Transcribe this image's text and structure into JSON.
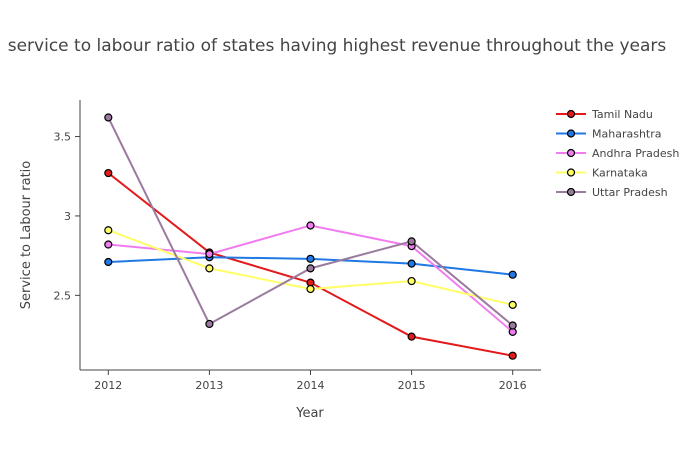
{
  "chart_data": {
    "type": "line",
    "title": "service to labour ratio of states having highest revenue throughout the years",
    "xlabel": "Year",
    "ylabel": "Service to Labour ratio",
    "x": [
      2012,
      2013,
      2014,
      2015,
      2016
    ],
    "x_tick_labels": [
      "2012",
      "2013",
      "2014",
      "2015",
      "2016"
    ],
    "y_ticks": [
      2.5,
      3,
      3.5
    ],
    "y_tick_labels": [
      "2.5",
      "3",
      "3.5"
    ],
    "ylim": [
      2.03,
      3.73
    ],
    "xlim": [
      2011.72,
      2016.28
    ],
    "grid": false,
    "legend_position": "right",
    "series": [
      {
        "name": "Tamil Nadu",
        "color": "#e31a1c",
        "values": [
          3.27,
          2.77,
          2.58,
          2.24,
          2.12
        ]
      },
      {
        "name": "Maharashtra",
        "color": "#1f78e4",
        "values": [
          2.71,
          2.74,
          2.73,
          2.7,
          2.63
        ]
      },
      {
        "name": "Andhra Pradesh",
        "color": "#f07cf0",
        "values": [
          2.82,
          2.76,
          2.94,
          2.81,
          2.27
        ]
      },
      {
        "name": "Karnataka",
        "color": "#ffff66",
        "values": [
          2.91,
          2.67,
          2.54,
          2.59,
          2.44
        ]
      },
      {
        "name": "Uttar Pradesh",
        "color": "#9a7a9e",
        "values": [
          3.62,
          2.32,
          2.67,
          2.84,
          2.31
        ]
      }
    ]
  }
}
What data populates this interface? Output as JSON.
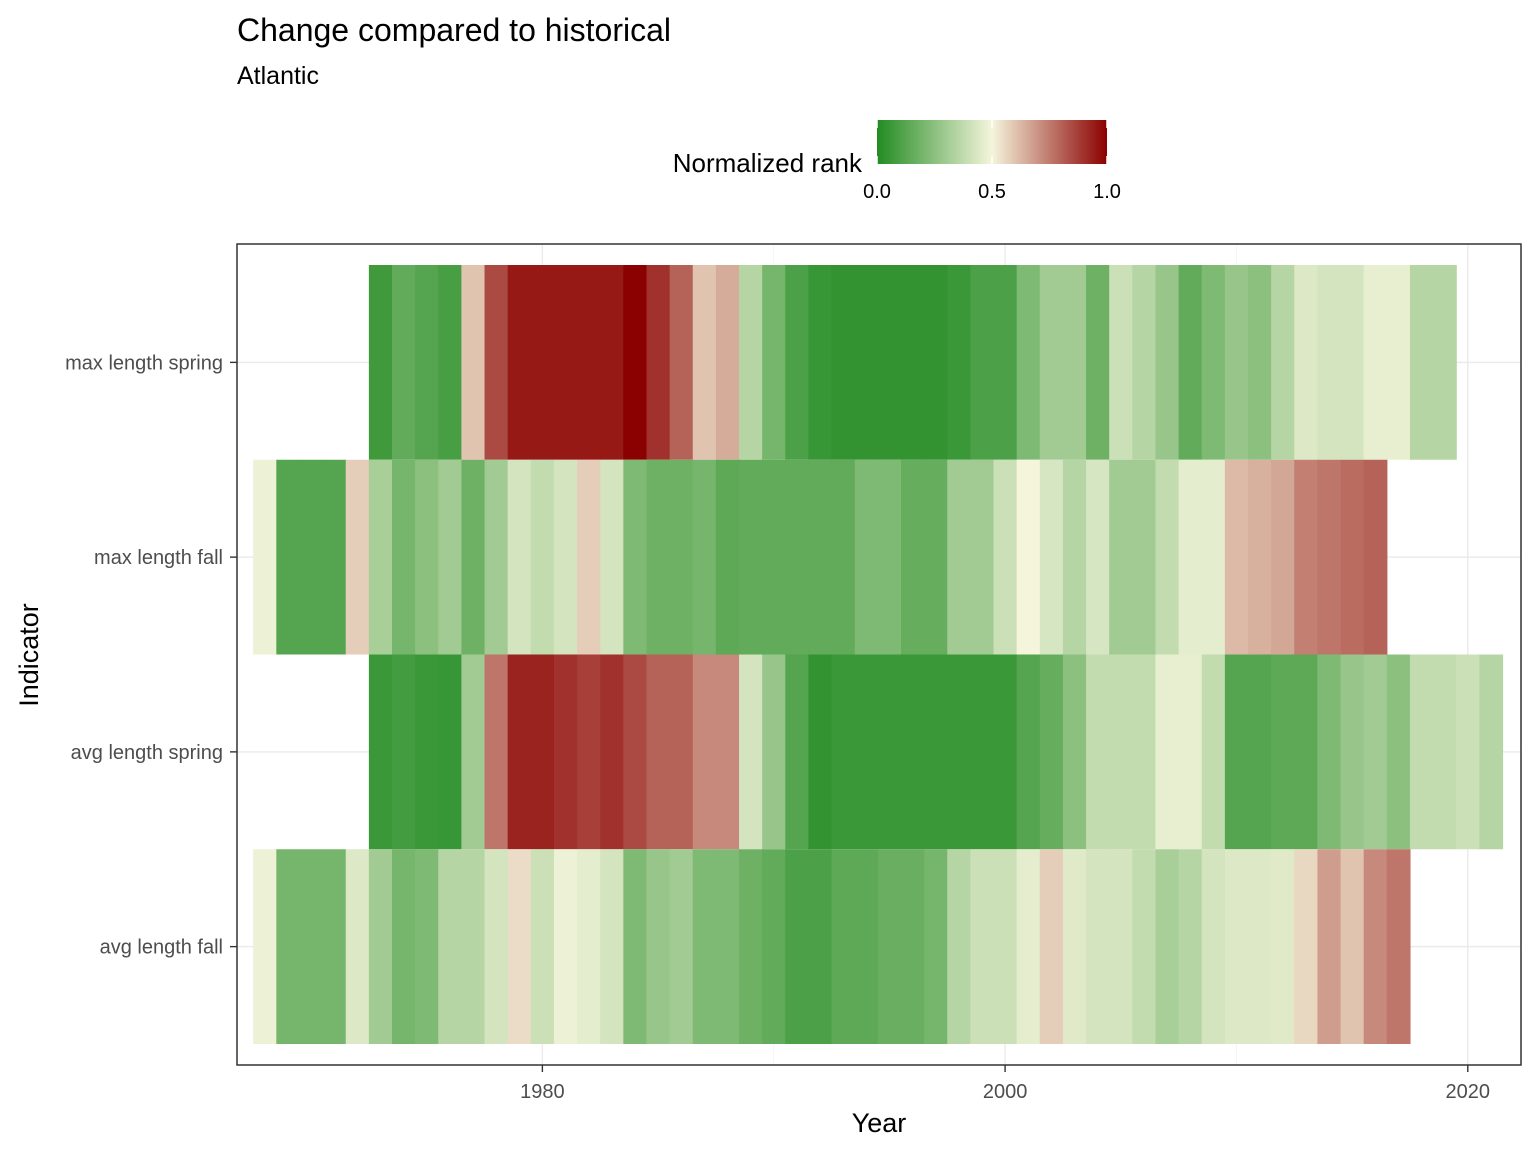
{
  "chart_data": {
    "type": "heatmap",
    "title": "Change compared to historical",
    "subtitle": "Atlantic",
    "xlabel": "Year",
    "ylabel": "Indicator",
    "xlim": [
      1966.8,
      2022.3
    ],
    "x_ticks": [
      1980,
      2000,
      2020
    ],
    "grid": true,
    "legend": {
      "title": "Normalized rank",
      "position": "top",
      "ticks": [
        0.0,
        0.5,
        1.0
      ],
      "tick_labels": [
        "0.0",
        "0.5",
        "1.0"
      ],
      "colors": {
        "low": "#228b22",
        "mid": "#f5f5dc",
        "high": "#8b0000"
      }
    },
    "indicators": [
      "max length spring",
      "max length fall",
      "avg length spring",
      "avg length fall"
    ],
    "series": [
      {
        "name": "max length spring",
        "start_year": 1973,
        "values": [
          0.07,
          0.15,
          0.12,
          0.09,
          0.6,
          0.85,
          0.95,
          0.95,
          0.95,
          0.95,
          0.95,
          1.0,
          0.9,
          0.8,
          0.6,
          0.65,
          0.35,
          0.2,
          0.1,
          0.05,
          0.04,
          0.04,
          0.04,
          0.04,
          0.04,
          0.06,
          0.1,
          0.1,
          0.22,
          0.3,
          0.3,
          0.18,
          0.4,
          0.35,
          0.28,
          0.15,
          0.22,
          0.28,
          0.25,
          0.35,
          0.44,
          0.42,
          0.42,
          0.47,
          0.47,
          0.35,
          0.35
        ]
      },
      {
        "name": "max length fall",
        "start_year": 1968,
        "values": [
          0.48,
          0.12,
          0.12,
          0.12,
          0.58,
          0.32,
          0.2,
          0.25,
          0.3,
          0.18,
          0.3,
          0.42,
          0.38,
          0.42,
          0.58,
          0.42,
          0.22,
          0.18,
          0.18,
          0.2,
          0.14,
          0.15,
          0.15,
          0.15,
          0.15,
          0.15,
          0.22,
          0.22,
          0.16,
          0.16,
          0.3,
          0.3,
          0.4,
          0.5,
          0.43,
          0.35,
          0.43,
          0.3,
          0.3,
          0.38,
          0.46,
          0.46,
          0.62,
          0.64,
          0.66,
          0.74,
          0.76,
          0.78,
          0.8
        ]
      },
      {
        "name": "avg length spring",
        "start_year": 1973,
        "values": [
          0.06,
          0.08,
          0.06,
          0.05,
          0.3,
          0.76,
          0.93,
          0.93,
          0.9,
          0.87,
          0.9,
          0.85,
          0.8,
          0.8,
          0.72,
          0.72,
          0.42,
          0.28,
          0.12,
          0.04,
          0.06,
          0.06,
          0.06,
          0.06,
          0.06,
          0.06,
          0.06,
          0.06,
          0.12,
          0.16,
          0.25,
          0.38,
          0.38,
          0.38,
          0.47,
          0.47,
          0.38,
          0.12,
          0.12,
          0.14,
          0.14,
          0.22,
          0.28,
          0.3,
          0.25,
          0.38,
          0.38,
          0.4,
          0.35
        ]
      },
      {
        "name": "avg length fall",
        "start_year": 1968,
        "values": [
          0.48,
          0.2,
          0.2,
          0.2,
          0.44,
          0.3,
          0.2,
          0.22,
          0.35,
          0.35,
          0.42,
          0.55,
          0.4,
          0.48,
          0.46,
          0.42,
          0.22,
          0.28,
          0.3,
          0.22,
          0.22,
          0.18,
          0.15,
          0.1,
          0.1,
          0.14,
          0.14,
          0.17,
          0.17,
          0.2,
          0.35,
          0.4,
          0.4,
          0.46,
          0.58,
          0.45,
          0.42,
          0.42,
          0.38,
          0.32,
          0.35,
          0.42,
          0.44,
          0.44,
          0.45,
          0.56,
          0.68,
          0.6,
          0.72,
          0.76
        ]
      }
    ]
  }
}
***
**Work instructions**: Find the word "length" in the data and copy out each line where it turns up.

**Finished answer**:
      "max length spring",
      "max length fall",
      "avg length spring",
      "avg length fall"
        "name": "max length spring",
        "name": "max length fall",
        "name": "avg length spring",
        "name": "avg length fall",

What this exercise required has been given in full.